Copy out the records in full, word for word, without pictures.

Dataset items
[start]
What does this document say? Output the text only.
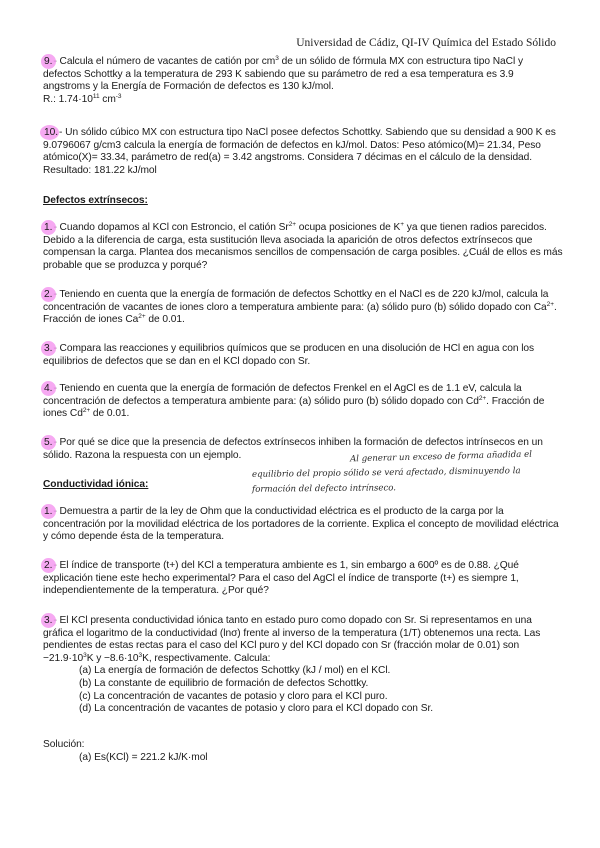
Universidad de Cádiz, QI-IV Química del Estado Sólido

9.- Calcula el número de vacantes de catión por $cm^3$ de un sólido de fórmula MX con estructura tipo NaCl y defectos Schottky a la temperatura de 293 K sabiendo que su parámetro de red a esa temperatura es 3.9 angstroms y la Energía de Formación de defectos es 130 kJ/mol.

R.: $1.74\cdot 10^{11}$ $cm^{-3}$

10.- Un sólido cúbico MX con estructura tipo NaCl posee defectos Schottky. Sabiendo que su densidad a 900 K es 9.0796067 g/cm3 calcula la energía de formación de defectos en kJ/mol. Datos: Peso atómico(M)= 21.34, Peso atómico(X)= 33.34, parámetro de red(a) = 3.42 angstroms. Considera 7 décimas en el cálculo de la densidad. Resultado: 181.22 kJ/mol

Defectos extrínsecos:

1.- Cuando dopamos al KCl con Estroncio, el catión $Sr^{2+}$ ocupa posiciones de K+ ya que tienen radios parecidos. Debido a la diferencia de carga, esta sustitución lleva asociada la aparición de otros defectos extrínsecos que compensan la carga. Plantea dos mecanismos sencillos de compensación de carga posibles. ¿Cuál de ellos es más probable que se produzca y porqué?

2.- Teniendo en cuenta que la energía de formación de defectos Schottky en el NaCl es de 220 kJ/mol, calcula la concentración de vacantes de iones cloro a temperatura ambiente para: (a) sólido puro (b) sólido dopado con $Ca^{2+}$. Fracción de iones $Ca^{2+}$ de 0.01.

3.- Compara las reacciones y equilibrios químicos que se producen en una disolución de HCl en agua con los equilibrios de defectos que se dan en el KCl dopado con Sr.

4.- Teniendo en cuenta que la energía de formación de defectos Frenkel en el AgCl es de 1.1 eV, calcula la concentración de defectos a temperatura ambiente para: (a) sólido puro (b) sólido dopado con $Cd^{2+}$. Fracción de iones $Cd^{2+}$ de 0.01.

5.- Por qué se dice que la presencia de defectos extrínsecos inhiben la formación de defectos intrínsecos en un sólido. Razona la respuesta con un ejemplo.	Al generar un exceso de forma añadida el
equilibrio del propio sólido se verá afectado, disminuyendo la
formación del defecto intrínseco.

Conductividad iónica:

1.- Demuestra a partir de la ley de Ohm que la conductividad eléctrica es el producto de la carga por la concentración por la movilidad eléctrica de los portadores de la corriente. Explica el concepto de movilidad eléctrica y cómo depende ésta de la temperatura.

2.- El índice de transporte (t+) del KCl a temperatura ambiente es 1, sin embargo a 600º es de 0.88. ¿Qué explicación tiene este hecho experimental? Para el caso del AgCl el índice de transporte (t+) es siempre 1, independientemente de la temperatura. ¿Por qué?

3.- El KCl presenta conductividad iónica tanto en estado puro como dopado con Sr. Si representamos en una gráfica el logaritmo de la conductividad (lnσ) frente al inverso de la temperatura (1/T) obtenemos una recta. Las pendientes de estas rectas para el caso del KCl puro y del KCl dopado con Sr (fracción molar de 0.01) son $-21.9\cdot 10^3K$ $y -8.6\cdot 10^3K$, respectivamente. Calcula:

(a) La energía de formación de defectos Schottky (kJ / mol) en el KCl.

(b) La constante de equilibrio de formación de defectos Schottky.

(c) La concentración de vacantes de potasio y cloro para el KCl puro.

(d) La concentración de vacantes de potasio y cloro para el KCl dopado con Sr.

Solución:

(a) Es(KCl) = 221.2 kJ/K·mol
[end]
» Answer to the exercise:
What does this document say? Output the text only.
Universidad de Cádiz, QI-IV Química del Estado Sólido

9.- Calcula el número de vacantes de catión por $cm^3$ de un sólido de fórmula MX con estructura tipo NaCl y defectos Schottky a la temperatura de 293 K sabiendo que su parámetro de red a esa temperatura es 3.9 angstroms y la Energía de Formación de defectos es 130 kJ/mol.

R.: $1.74\cdot 10^{11}$ $cm^{-3}$

10.- Un sólido cúbico MX con estructura tipo NaCl posee defectos Schottky. Sabiendo que su densidad a 900 K es 9.0796067 g/cm3 calcula la energía de formación de defectos en kJ/mol. Datos: Peso atómico(M)= 21.34, Peso atómico(X)= 33.34, parámetro de red(a) = 3.42 angstroms. Considera 7 décimas en el cálculo de la densidad. Resultado: 181.22 kJ/mol

Defectos extrínsecos:

1.- Cuando dopamos al KCl con Estroncio, el catión $Sr^{2+}$ ocupa posiciones de K+ ya que tienen radios parecidos. Debido a la diferencia de carga, esta sustitución lleva asociada la aparición de otros defectos extrínsecos que compensan la carga. Plantea dos mecanismos sencillos de compensación de carga posibles. ¿Cuál de ellos es más probable que se produzca y porqué?

2.- Teniendo en cuenta que la energía de formación de defectos Schottky en el NaCl es de 220 kJ/mol, calcula la concentración de vacantes de iones cloro a temperatura ambiente para: (a) sólido puro (b) sólido dopado con $Ca^{2+}$. Fracción de iones $Ca^{2+}$ de 0.01.

3.- Compara las reacciones y equilibrios químicos que se producen en una disolución de HCl en agua con los equilibrios de defectos que se dan en el KCl dopado con Sr.

4.- Teniendo en cuenta que la energía de formación de defectos Frenkel en el AgCl es de 1.1 eV, calcula la concentración de defectos a temperatura ambiente para: (a) sólido puro (b) sólido dopado con $Cd^{2+}$. Fracción de iones $Cd^{2+}$ de 0.01.

5.- Por qué se dice que la presencia de defectos extrínsecos inhiben la formación de defectos intrínsecos en un sólido. Razona la respuesta con un ejemplo.	Al generar un exceso de forma añadida el
equilibrio del propio sólido se verá afectado, disminuyendo la
formación del defecto intrínseco.

Conductividad iónica:

1.- Demuestra a partir de la ley de Ohm que la conductividad eléctrica es el producto de la carga por la concentración por la movilidad eléctrica de los portadores de la corriente. Explica el concepto de movilidad eléctrica y cómo depende ésta de la temperatura.

2.- El índice de transporte (t+) del KCl a temperatura ambiente es 1, sin embargo a 600º es de 0.88. ¿Qué explicación tiene este hecho experimental? Para el caso del AgCl el índice de transporte (t+) es siempre 1, independientemente de la temperatura. ¿Por qué?

3.- El KCl presenta conductividad iónica tanto en estado puro como dopado con Sr. Si representamos en una gráfica el logaritmo de la conductividad (lnσ) frente al inverso de la temperatura (1/T) obtenemos una recta. Las pendientes de estas rectas para el caso del KCl puro y del KCl dopado con Sr (fracción molar de 0.01) son $-21.9\cdot 10^3K$ $y -8.6\cdot 10^3K$, respectivamente. Calcula:

(a) La energía de formación de defectos Schottky (kJ / mol) en el KCl.

(b) La constante de equilibrio de formación de defectos Schottky.

(c) La concentración de vacantes de potasio y cloro para el KCl puro.

(d) La concentración de vacantes de potasio y cloro para el KCl dopado con Sr.

Solución:

(a) Es(KCl) = 221.2 kJ/K·mol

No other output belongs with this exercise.